== Record extracts

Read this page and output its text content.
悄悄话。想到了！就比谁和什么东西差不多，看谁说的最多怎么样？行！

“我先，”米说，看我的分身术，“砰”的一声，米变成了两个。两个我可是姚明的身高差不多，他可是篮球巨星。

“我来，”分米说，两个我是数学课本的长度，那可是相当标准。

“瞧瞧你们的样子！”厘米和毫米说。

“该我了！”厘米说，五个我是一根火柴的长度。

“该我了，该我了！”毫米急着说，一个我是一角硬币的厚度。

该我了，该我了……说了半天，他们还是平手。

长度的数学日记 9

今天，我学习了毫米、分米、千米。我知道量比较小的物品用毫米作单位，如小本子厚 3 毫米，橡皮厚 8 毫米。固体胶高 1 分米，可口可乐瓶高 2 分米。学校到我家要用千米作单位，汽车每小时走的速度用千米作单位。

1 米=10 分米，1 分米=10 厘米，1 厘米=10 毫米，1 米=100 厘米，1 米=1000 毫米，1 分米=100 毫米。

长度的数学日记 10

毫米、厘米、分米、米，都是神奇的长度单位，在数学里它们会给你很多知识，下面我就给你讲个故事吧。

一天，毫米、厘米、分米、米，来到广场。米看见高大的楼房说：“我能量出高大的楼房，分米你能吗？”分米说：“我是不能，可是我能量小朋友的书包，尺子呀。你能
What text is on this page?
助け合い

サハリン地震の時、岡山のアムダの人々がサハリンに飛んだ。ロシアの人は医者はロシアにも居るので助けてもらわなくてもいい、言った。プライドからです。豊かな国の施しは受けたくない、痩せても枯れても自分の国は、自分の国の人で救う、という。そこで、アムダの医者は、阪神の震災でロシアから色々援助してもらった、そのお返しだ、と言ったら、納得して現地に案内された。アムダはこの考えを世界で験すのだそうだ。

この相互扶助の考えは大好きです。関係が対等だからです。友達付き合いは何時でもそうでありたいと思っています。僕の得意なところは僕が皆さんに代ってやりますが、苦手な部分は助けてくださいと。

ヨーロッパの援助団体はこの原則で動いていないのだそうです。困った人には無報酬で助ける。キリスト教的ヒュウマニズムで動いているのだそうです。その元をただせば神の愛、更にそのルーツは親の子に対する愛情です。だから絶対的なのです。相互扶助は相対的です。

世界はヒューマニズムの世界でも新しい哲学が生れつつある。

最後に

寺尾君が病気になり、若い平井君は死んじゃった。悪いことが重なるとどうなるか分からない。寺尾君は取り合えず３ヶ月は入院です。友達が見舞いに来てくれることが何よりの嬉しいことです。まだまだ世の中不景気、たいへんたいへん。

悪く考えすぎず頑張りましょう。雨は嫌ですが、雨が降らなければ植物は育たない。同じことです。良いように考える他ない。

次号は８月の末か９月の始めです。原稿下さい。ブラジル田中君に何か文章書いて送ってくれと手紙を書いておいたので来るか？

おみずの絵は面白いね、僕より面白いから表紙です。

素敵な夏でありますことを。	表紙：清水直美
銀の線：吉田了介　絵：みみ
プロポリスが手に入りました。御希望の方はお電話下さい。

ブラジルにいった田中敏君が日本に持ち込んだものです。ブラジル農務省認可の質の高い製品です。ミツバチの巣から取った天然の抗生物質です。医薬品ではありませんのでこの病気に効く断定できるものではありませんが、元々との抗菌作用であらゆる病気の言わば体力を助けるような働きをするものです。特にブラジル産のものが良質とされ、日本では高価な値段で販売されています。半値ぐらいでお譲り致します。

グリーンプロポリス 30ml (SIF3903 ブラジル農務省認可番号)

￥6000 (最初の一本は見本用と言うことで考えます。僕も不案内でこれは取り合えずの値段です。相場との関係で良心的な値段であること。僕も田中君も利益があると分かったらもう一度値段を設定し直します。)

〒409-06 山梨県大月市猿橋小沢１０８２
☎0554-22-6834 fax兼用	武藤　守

====

Exercise objective:
Say how many lines of the listing above contain "page", with no other words.

Worked solution:
2